====== Excerpted records ======
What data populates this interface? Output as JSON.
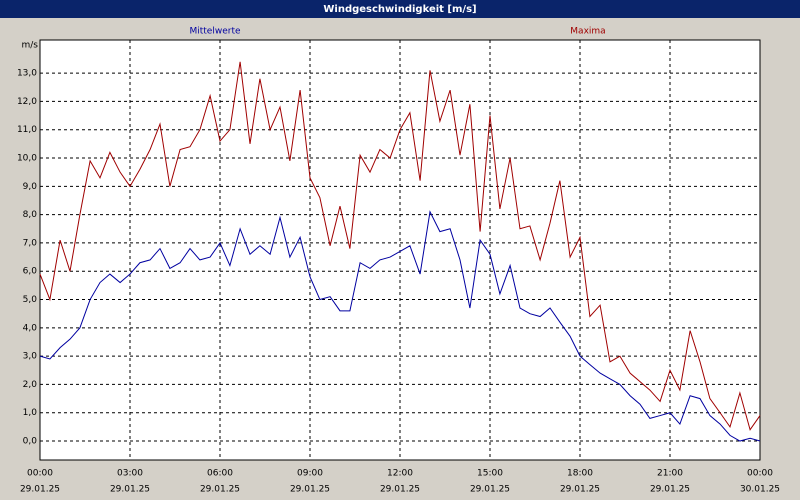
{
  "chart_data": {
    "type": "line",
    "title": "Windgeschwindigkeit [m/s]",
    "y_unit": "m/s",
    "x": [
      0,
      0.33,
      0.67,
      1,
      1.33,
      1.67,
      2,
      2.33,
      2.67,
      3,
      3.33,
      3.67,
      4,
      4.33,
      4.67,
      5,
      5.33,
      5.67,
      6,
      6.33,
      6.67,
      7,
      7.33,
      7.67,
      8,
      8.33,
      8.67,
      9,
      9.33,
      9.67,
      10,
      10.33,
      10.67,
      11,
      11.33,
      11.67,
      12,
      12.33,
      12.67,
      13,
      13.33,
      13.67,
      14,
      14.33,
      14.67,
      15,
      15.33,
      15.67,
      16,
      16.33,
      16.67,
      17,
      17.33,
      17.67,
      18,
      18.33,
      18.67,
      19,
      19.33,
      19.67,
      20,
      20.33,
      20.67,
      21,
      21.33,
      21.67,
      22,
      22.33,
      22.67,
      23,
      23.33,
      23.67,
      24
    ],
    "series": [
      {
        "name": "Mittelwerte",
        "color": "#0000a0",
        "values": [
          3.0,
          2.9,
          3.3,
          3.6,
          4.0,
          5.0,
          5.6,
          5.9,
          5.6,
          5.9,
          6.3,
          6.4,
          6.8,
          6.1,
          6.3,
          6.8,
          6.4,
          6.5,
          7.0,
          6.2,
          7.5,
          6.6,
          6.9,
          6.6,
          7.9,
          6.5,
          7.2,
          5.8,
          5.0,
          5.1,
          4.6,
          4.6,
          6.3,
          6.1,
          6.4,
          6.5,
          6.7,
          6.9,
          5.9,
          8.1,
          7.4,
          7.5,
          6.4,
          4.7,
          7.1,
          6.6,
          5.2,
          6.2,
          4.7,
          4.5,
          4.4,
          4.7,
          4.2,
          3.7,
          3.0,
          2.7,
          2.4,
          2.2,
          2.0,
          1.6,
          1.3,
          0.8,
          0.9,
          1.0,
          0.6,
          1.6,
          1.5,
          0.9,
          0.6,
          0.2,
          0.0,
          0.1,
          0.0
        ]
      },
      {
        "name": "Maxima",
        "color": "#a00000",
        "values": [
          5.9,
          5.0,
          7.1,
          6.0,
          8.0,
          9.9,
          9.3,
          10.2,
          9.5,
          9.0,
          9.6,
          10.3,
          11.2,
          9.0,
          10.3,
          10.4,
          11.0,
          12.2,
          10.6,
          11.0,
          13.4,
          10.5,
          12.8,
          11.0,
          11.8,
          9.9,
          12.4,
          9.3,
          8.6,
          6.9,
          8.3,
          6.8,
          10.1,
          9.5,
          10.3,
          10.0,
          11.0,
          11.6,
          9.2,
          13.1,
          11.3,
          12.4,
          10.1,
          11.9,
          7.4,
          11.5,
          8.2,
          10.0,
          7.5,
          7.6,
          6.4,
          7.7,
          9.2,
          6.5,
          7.2,
          4.4,
          4.8,
          2.8,
          3.0,
          2.4,
          2.1,
          1.8,
          1.4,
          2.5,
          1.8,
          3.9,
          2.8,
          1.5,
          1.0,
          0.5,
          1.7,
          0.4,
          0.9
        ]
      }
    ],
    "xlim": [
      0,
      24
    ],
    "xticks": [
      {
        "value": 0,
        "label": "00:00"
      },
      {
        "value": 3,
        "label": "03:00"
      },
      {
        "value": 6,
        "label": "06:00"
      },
      {
        "value": 9,
        "label": "09:00"
      },
      {
        "value": 12,
        "label": "12:00"
      },
      {
        "value": 15,
        "label": "15:00"
      },
      {
        "value": 18,
        "label": "18:00"
      },
      {
        "value": 21,
        "label": "21:00"
      },
      {
        "value": 24,
        "label": "00:00"
      }
    ],
    "xtick_dates": [
      "29.01.25",
      "29.01.25",
      "29.01.25",
      "29.01.25",
      "29.01.25",
      "29.01.25",
      "29.01.25",
      "29.01.25",
      "30.01.25"
    ],
    "ylim": [
      -0.67,
      14.17
    ],
    "yticks": [
      {
        "value": 0,
        "label": "0,0"
      },
      {
        "value": 1,
        "label": "1,0"
      },
      {
        "value": 2,
        "label": "2,0"
      },
      {
        "value": 3,
        "label": "3,0"
      },
      {
        "value": 4,
        "label": "4,0"
      },
      {
        "value": 5,
        "label": "5,0"
      },
      {
        "value": 6,
        "label": "6,0"
      },
      {
        "value": 7,
        "label": "7,0"
      },
      {
        "value": 8,
        "label": "8,0"
      },
      {
        "value": 9,
        "label": "9,0"
      },
      {
        "value": 10,
        "label": "10,0"
      },
      {
        "value": 11,
        "label": "11,0"
      },
      {
        "value": 12,
        "label": "12,0"
      },
      {
        "value": 13,
        "label": "13,0"
      }
    ],
    "grid": true
  }
}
======
▸ **Exercise brief**
Pictures are not part of the copy; output everything else in the records exactly.

▸ **Finished answer**
What data populates this interface? Output as JSON.
{
  "chart_data": {
    "type": "line",
    "title": "Windgeschwindigkeit [m/s]",
    "y_unit": "m/s",
    "x": [
      0,
      0.33,
      0.67,
      1,
      1.33,
      1.67,
      2,
      2.33,
      2.67,
      3,
      3.33,
      3.67,
      4,
      4.33,
      4.67,
      5,
      5.33,
      5.67,
      6,
      6.33,
      6.67,
      7,
      7.33,
      7.67,
      8,
      8.33,
      8.67,
      9,
      9.33,
      9.67,
      10,
      10.33,
      10.67,
      11,
      11.33,
      11.67,
      12,
      12.33,
      12.67,
      13,
      13.33,
      13.67,
      14,
      14.33,
      14.67,
      15,
      15.33,
      15.67,
      16,
      16.33,
      16.67,
      17,
      17.33,
      17.67,
      18,
      18.33,
      18.67,
      19,
      19.33,
      19.67,
      20,
      20.33,
      20.67,
      21,
      21.33,
      21.67,
      22,
      22.33,
      22.67,
      23,
      23.33,
      23.67,
      24
    ],
    "series": [
      {
        "name": "Mittelwerte",
        "color": "#0000a0",
        "values": [
          3.0,
          2.9,
          3.3,
          3.6,
          4.0,
          5.0,
          5.6,
          5.9,
          5.6,
          5.9,
          6.3,
          6.4,
          6.8,
          6.1,
          6.3,
          6.8,
          6.4,
          6.5,
          7.0,
          6.2,
          7.5,
          6.6,
          6.9,
          6.6,
          7.9,
          6.5,
          7.2,
          5.8,
          5.0,
          5.1,
          4.6,
          4.6,
          6.3,
          6.1,
          6.4,
          6.5,
          6.7,
          6.9,
          5.9,
          8.1,
          7.4,
          7.5,
          6.4,
          4.7,
          7.1,
          6.6,
          5.2,
          6.2,
          4.7,
          4.5,
          4.4,
          4.7,
          4.2,
          3.7,
          3.0,
          2.7,
          2.4,
          2.2,
          2.0,
          1.6,
          1.3,
          0.8,
          0.9,
          1.0,
          0.6,
          1.6,
          1.5,
          0.9,
          0.6,
          0.2,
          0.0,
          0.1,
          0.0
        ]
      },
      {
        "name": "Maxima",
        "color": "#a00000",
        "values": [
          5.9,
          5.0,
          7.1,
          6.0,
          8.0,
          9.9,
          9.3,
          10.2,
          9.5,
          9.0,
          9.6,
          10.3,
          11.2,
          9.0,
          10.3,
          10.4,
          11.0,
          12.2,
          10.6,
          11.0,
          13.4,
          10.5,
          12.8,
          11.0,
          11.8,
          9.9,
          12.4,
          9.3,
          8.6,
          6.9,
          8.3,
          6.8,
          10.1,
          9.5,
          10.3,
          10.0,
          11.0,
          11.6,
          9.2,
          13.1,
          11.3,
          12.4,
          10.1,
          11.9,
          7.4,
          11.5,
          8.2,
          10.0,
          7.5,
          7.6,
          6.4,
          7.7,
          9.2,
          6.5,
          7.2,
          4.4,
          4.8,
          2.8,
          3.0,
          2.4,
          2.1,
          1.8,
          1.4,
          2.5,
          1.8,
          3.9,
          2.8,
          1.5,
          1.0,
          0.5,
          1.7,
          0.4,
          0.9
        ]
      }
    ],
    "xlim": [
      0,
      24
    ],
    "xticks": [
      {
        "value": 0,
        "label": "00:00"
      },
      {
        "value": 3,
        "label": "03:00"
      },
      {
        "value": 6,
        "label": "06:00"
      },
      {
        "value": 9,
        "label": "09:00"
      },
      {
        "value": 12,
        "label": "12:00"
      },
      {
        "value": 15,
        "label": "15:00"
      },
      {
        "value": 18,
        "label": "18:00"
      },
      {
        "value": 21,
        "label": "21:00"
      },
      {
        "value": 24,
        "label": "00:00"
      }
    ],
    "xtick_dates": [
      "29.01.25",
      "29.01.25",
      "29.01.25",
      "29.01.25",
      "29.01.25",
      "29.01.25",
      "29.01.25",
      "29.01.25",
      "30.01.25"
    ],
    "ylim": [
      -0.67,
      14.17
    ],
    "yticks": [
      {
        "value": 0,
        "label": "0,0"
      },
      {
        "value": 1,
        "label": "1,0"
      },
      {
        "value": 2,
        "label": "2,0"
      },
      {
        "value": 3,
        "label": "3,0"
      },
      {
        "value": 4,
        "label": "4,0"
      },
      {
        "value": 5,
        "label": "5,0"
      },
      {
        "value": 6,
        "label": "6,0"
      },
      {
        "value": 7,
        "label": "7,0"
      },
      {
        "value": 8,
        "label": "8,0"
      },
      {
        "value": 9,
        "label": "9,0"
      },
      {
        "value": 10,
        "label": "10,0"
      },
      {
        "value": 11,
        "label": "11,0"
      },
      {
        "value": 12,
        "label": "12,0"
      },
      {
        "value": 13,
        "label": "13,0"
      }
    ],
    "grid": true
  }
}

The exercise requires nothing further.